Records from a collection:
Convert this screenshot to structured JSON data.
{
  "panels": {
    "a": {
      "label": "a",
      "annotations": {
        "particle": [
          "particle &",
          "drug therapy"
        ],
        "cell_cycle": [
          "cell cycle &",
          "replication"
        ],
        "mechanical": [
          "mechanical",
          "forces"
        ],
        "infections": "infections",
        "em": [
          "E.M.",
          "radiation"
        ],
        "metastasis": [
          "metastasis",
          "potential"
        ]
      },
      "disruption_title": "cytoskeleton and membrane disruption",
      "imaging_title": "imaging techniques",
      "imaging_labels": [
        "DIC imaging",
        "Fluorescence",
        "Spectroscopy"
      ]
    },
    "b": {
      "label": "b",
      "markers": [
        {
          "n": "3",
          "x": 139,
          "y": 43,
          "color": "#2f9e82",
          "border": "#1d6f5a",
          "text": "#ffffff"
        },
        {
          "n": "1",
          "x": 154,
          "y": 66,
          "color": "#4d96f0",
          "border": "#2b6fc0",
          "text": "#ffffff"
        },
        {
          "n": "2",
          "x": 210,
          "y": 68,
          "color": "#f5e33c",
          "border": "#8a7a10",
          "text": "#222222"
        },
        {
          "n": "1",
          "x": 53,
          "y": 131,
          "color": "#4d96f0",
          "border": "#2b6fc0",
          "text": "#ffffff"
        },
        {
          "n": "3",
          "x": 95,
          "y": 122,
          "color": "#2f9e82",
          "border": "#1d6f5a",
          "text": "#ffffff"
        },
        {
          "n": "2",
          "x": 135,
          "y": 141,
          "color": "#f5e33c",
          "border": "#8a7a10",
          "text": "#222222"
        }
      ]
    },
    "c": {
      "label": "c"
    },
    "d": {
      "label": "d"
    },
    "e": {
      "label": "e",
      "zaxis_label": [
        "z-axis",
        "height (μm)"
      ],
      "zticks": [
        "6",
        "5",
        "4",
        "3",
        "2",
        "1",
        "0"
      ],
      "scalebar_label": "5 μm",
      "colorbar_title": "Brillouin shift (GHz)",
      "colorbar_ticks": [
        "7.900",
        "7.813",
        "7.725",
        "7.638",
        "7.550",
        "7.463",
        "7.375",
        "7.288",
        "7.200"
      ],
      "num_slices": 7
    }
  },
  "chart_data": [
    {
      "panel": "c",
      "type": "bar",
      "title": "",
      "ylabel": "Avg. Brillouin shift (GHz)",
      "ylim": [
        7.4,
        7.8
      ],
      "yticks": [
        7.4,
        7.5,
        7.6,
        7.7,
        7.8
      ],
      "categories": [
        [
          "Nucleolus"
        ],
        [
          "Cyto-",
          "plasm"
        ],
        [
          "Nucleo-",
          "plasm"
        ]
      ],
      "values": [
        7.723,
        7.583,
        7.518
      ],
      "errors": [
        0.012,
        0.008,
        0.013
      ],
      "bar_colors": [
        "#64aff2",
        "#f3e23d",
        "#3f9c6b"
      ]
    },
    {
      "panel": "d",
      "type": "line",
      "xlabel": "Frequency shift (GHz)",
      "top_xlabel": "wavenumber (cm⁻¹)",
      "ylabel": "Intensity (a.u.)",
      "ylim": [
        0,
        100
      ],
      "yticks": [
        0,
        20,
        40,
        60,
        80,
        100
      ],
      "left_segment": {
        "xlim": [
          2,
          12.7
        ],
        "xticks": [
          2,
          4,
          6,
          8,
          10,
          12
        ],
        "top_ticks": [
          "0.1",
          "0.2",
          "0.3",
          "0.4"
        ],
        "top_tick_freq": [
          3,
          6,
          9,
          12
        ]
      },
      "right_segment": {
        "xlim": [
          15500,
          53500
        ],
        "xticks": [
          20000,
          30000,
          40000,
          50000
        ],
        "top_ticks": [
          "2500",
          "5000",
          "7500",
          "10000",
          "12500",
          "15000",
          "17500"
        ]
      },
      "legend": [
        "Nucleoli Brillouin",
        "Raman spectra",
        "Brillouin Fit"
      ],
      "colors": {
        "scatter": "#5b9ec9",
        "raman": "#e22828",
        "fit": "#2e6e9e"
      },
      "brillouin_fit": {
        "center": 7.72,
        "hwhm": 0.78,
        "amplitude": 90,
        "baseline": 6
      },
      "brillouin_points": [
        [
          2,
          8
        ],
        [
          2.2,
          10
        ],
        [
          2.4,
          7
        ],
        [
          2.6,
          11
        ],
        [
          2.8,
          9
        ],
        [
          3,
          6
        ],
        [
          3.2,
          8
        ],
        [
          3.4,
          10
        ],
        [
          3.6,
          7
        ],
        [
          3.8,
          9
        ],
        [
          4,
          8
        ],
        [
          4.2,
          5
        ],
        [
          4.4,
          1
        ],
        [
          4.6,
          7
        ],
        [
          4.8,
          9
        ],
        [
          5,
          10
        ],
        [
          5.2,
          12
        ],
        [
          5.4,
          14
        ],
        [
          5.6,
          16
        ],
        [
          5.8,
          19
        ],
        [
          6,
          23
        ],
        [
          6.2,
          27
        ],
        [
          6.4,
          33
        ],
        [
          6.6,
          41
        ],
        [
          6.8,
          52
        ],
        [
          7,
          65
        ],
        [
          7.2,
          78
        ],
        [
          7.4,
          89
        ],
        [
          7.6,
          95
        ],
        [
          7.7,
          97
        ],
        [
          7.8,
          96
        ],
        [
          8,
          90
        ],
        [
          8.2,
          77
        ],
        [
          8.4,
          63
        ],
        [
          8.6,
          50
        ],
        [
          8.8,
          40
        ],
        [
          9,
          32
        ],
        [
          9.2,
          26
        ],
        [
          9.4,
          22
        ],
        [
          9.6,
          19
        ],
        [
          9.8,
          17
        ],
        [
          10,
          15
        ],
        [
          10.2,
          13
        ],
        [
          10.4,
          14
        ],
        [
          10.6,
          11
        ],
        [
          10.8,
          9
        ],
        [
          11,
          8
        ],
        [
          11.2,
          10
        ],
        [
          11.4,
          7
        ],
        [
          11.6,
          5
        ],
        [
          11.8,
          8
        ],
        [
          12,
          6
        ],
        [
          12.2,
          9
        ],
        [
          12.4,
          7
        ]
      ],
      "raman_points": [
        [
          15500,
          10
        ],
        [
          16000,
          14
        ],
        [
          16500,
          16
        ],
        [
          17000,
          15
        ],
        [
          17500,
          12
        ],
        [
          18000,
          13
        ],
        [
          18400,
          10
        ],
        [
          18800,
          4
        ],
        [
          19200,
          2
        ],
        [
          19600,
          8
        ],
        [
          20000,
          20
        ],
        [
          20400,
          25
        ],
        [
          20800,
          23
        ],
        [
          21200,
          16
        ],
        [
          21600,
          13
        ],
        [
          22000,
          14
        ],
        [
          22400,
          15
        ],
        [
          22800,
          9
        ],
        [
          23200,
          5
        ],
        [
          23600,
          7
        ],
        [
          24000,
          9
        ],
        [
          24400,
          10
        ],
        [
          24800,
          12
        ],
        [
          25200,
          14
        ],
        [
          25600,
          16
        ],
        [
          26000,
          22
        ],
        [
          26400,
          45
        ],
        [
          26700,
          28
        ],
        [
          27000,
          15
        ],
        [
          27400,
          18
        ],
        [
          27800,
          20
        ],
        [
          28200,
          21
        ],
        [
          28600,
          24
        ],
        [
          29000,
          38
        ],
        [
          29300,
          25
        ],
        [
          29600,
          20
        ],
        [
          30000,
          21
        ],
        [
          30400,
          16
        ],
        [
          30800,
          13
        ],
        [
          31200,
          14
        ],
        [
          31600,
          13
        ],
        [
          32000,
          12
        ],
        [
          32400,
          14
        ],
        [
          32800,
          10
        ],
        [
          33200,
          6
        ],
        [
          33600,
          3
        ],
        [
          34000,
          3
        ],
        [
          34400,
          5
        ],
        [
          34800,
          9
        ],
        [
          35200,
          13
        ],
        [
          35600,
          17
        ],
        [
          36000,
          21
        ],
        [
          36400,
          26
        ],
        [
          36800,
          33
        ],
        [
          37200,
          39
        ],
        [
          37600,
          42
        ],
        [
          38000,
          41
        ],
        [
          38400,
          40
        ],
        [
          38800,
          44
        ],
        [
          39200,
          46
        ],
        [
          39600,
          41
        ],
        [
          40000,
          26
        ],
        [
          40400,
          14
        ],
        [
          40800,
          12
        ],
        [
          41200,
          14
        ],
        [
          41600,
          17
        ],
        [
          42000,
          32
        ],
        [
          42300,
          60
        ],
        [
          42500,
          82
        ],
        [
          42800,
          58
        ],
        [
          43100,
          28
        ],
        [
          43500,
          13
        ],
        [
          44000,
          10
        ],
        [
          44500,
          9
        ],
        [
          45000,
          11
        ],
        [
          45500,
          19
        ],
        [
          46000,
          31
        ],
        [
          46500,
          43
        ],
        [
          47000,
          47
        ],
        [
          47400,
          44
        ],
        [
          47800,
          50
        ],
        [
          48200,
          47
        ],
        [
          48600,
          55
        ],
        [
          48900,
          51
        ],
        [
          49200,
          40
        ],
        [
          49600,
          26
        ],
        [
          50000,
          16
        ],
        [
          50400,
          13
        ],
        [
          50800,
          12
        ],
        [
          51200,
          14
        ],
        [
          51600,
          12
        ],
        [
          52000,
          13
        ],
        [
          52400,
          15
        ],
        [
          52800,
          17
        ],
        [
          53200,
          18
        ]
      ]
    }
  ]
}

Instructions to follow:
Which lines hold the string "ylabel"? List them all.

Solution for this task:
      "ylabel": "Avg. Brillouin shift (GHz)",
      "ylabel": "Intensity (a.u.)",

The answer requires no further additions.